Dataset records
-- Begin --

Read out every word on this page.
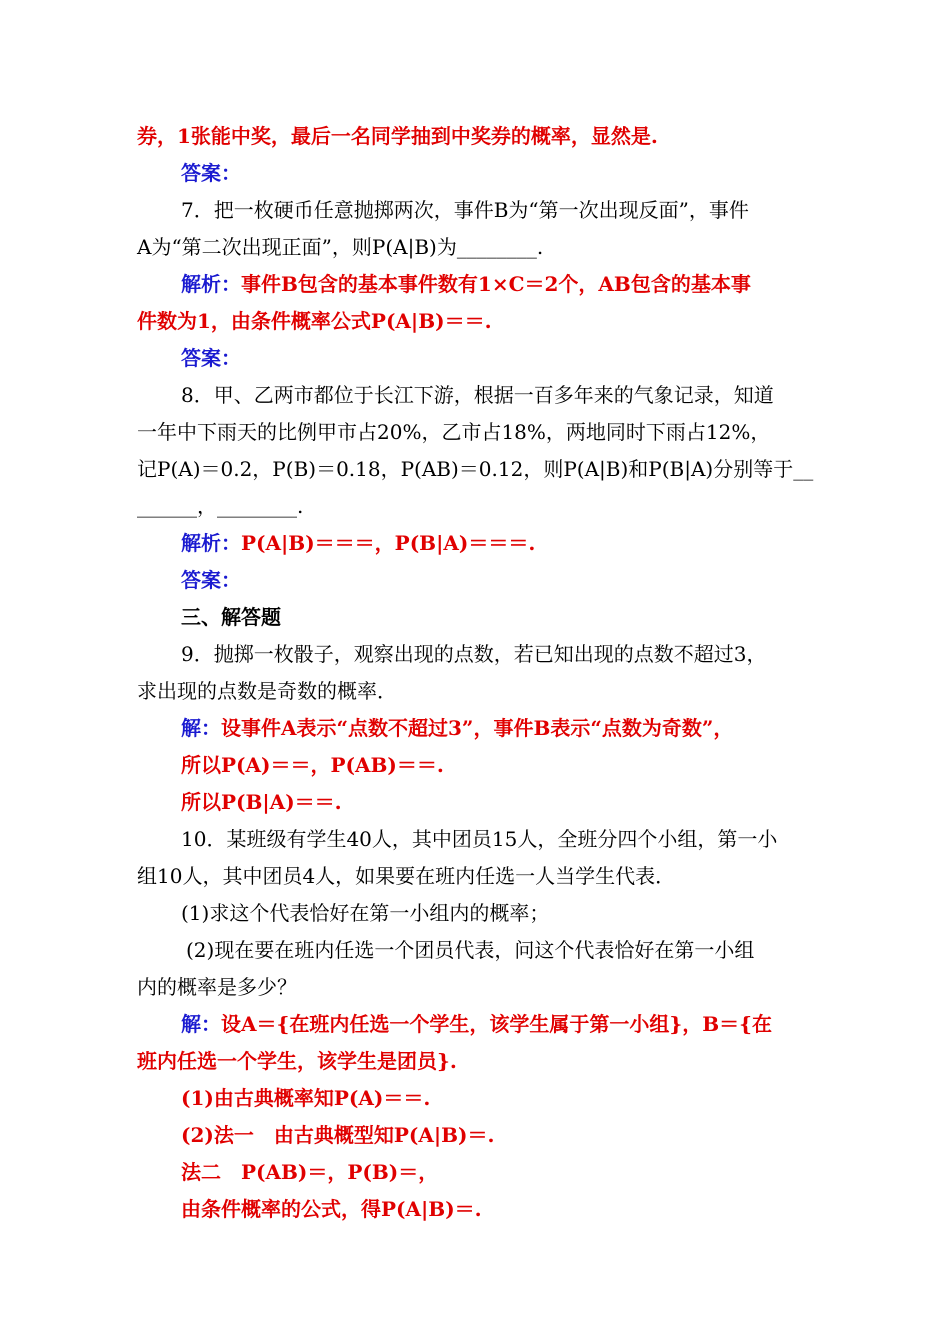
券，1张能中奖，最后一名同学抽到中奖券的概率，显然是.
答案：
7．把一枚硬币任意抛掷两次，事件B为“第一次出现反面”，事件
A为“第二次出现正面”，则P(A|B)为________.
解析：事件B包含的基本事件数有1×C＝2个，AB包含的基本事
件数为1，由条件概率公式P(A|B)＝＝.
答案：
8．甲、乙两市都位于长江下游，根据一百多年来的气象记录，知道
一年中下雨天的比例甲市占20%，乙市占18%，两地同时下雨占12%，
记P(A)＝0.2，P(B)＝0.18，P(AB)＝0.12，则P(A|B)和P(B|A)分别等于__
______，________.
解析：P(A|B)＝＝＝，P(B|A)＝＝＝.
答案：
三、解答题
9．抛掷一枚骰子，观察出现的点数，若已知出现的点数不超过3，
求出现的点数是奇数的概率．
解：设事件A表示“点数不超过3”，事件B表示“点数为奇数”，
所以P(A)＝＝，P(AB)＝＝.
所以P(B|A)＝＝.
10．某班级有学生40人，其中团员15人，全班分四个小组，第一小
组10人，其中团员4人，如果要在班内任选一人当学生代表．
(1)求这个代表恰好在第一小组内的概率；
(2)现在要在班内任选一个团员代表，问这个代表恰好在第一小组
内的概率是多少？
解：设A＝{在班内任选一个学生，该学生属于第一小组}，B＝{在
班内任选一个学生，该学生是团员}.
(1)由古典概率知P(A)＝＝.
(2)法一　由古典概型知P(A|B)＝.
法二　 P(AB)＝，P(B)＝，
由条件概率的公式，得P(A|B)＝.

-- End --

◆ Task prompt
Reproduce every line above as written, skipping pictures.

◆ The solution
Read out every word on this page.
券，1张能中奖，最后一名同学抽到中奖券的概率，显然是.
答案：
7．把一枚硬币任意抛掷两次，事件B为“第一次出现反面”，事件
A为“第二次出现正面”，则P(A|B)为________.
解析：事件B包含的基本事件数有1×C＝2个，AB包含的基本事
件数为1，由条件概率公式P(A|B)＝＝.
答案：
8．甲、乙两市都位于长江下游，根据一百多年来的气象记录，知道
一年中下雨天的比例甲市占20%，乙市占18%，两地同时下雨占12%，
记P(A)＝0.2，P(B)＝0.18，P(AB)＝0.12，则P(A|B)和P(B|A)分别等于__
______，________.
解析：P(A|B)＝＝＝，P(B|A)＝＝＝.
答案：
三、解答题
9．抛掷一枚骰子，观察出现的点数，若已知出现的点数不超过3，
求出现的点数是奇数的概率．
解：设事件A表示“点数不超过3”，事件B表示“点数为奇数”，
所以P(A)＝＝，P(AB)＝＝.
所以P(B|A)＝＝.
10．某班级有学生40人，其中团员15人，全班分四个小组，第一小
组10人，其中团员4人，如果要在班内任选一人当学生代表．
(1)求这个代表恰好在第一小组内的概率；
(2)现在要在班内任选一个团员代表，问这个代表恰好在第一小组
内的概率是多少？
解：设A＝{在班内任选一个学生，该学生属于第一小组}，B＝{在
班内任选一个学生，该学生是团员}.
(1)由古典概率知P(A)＝＝.
(2)法一　由古典概型知P(A|B)＝.
法二　 P(AB)＝，P(B)＝，
由条件概率的公式，得P(A|B)＝.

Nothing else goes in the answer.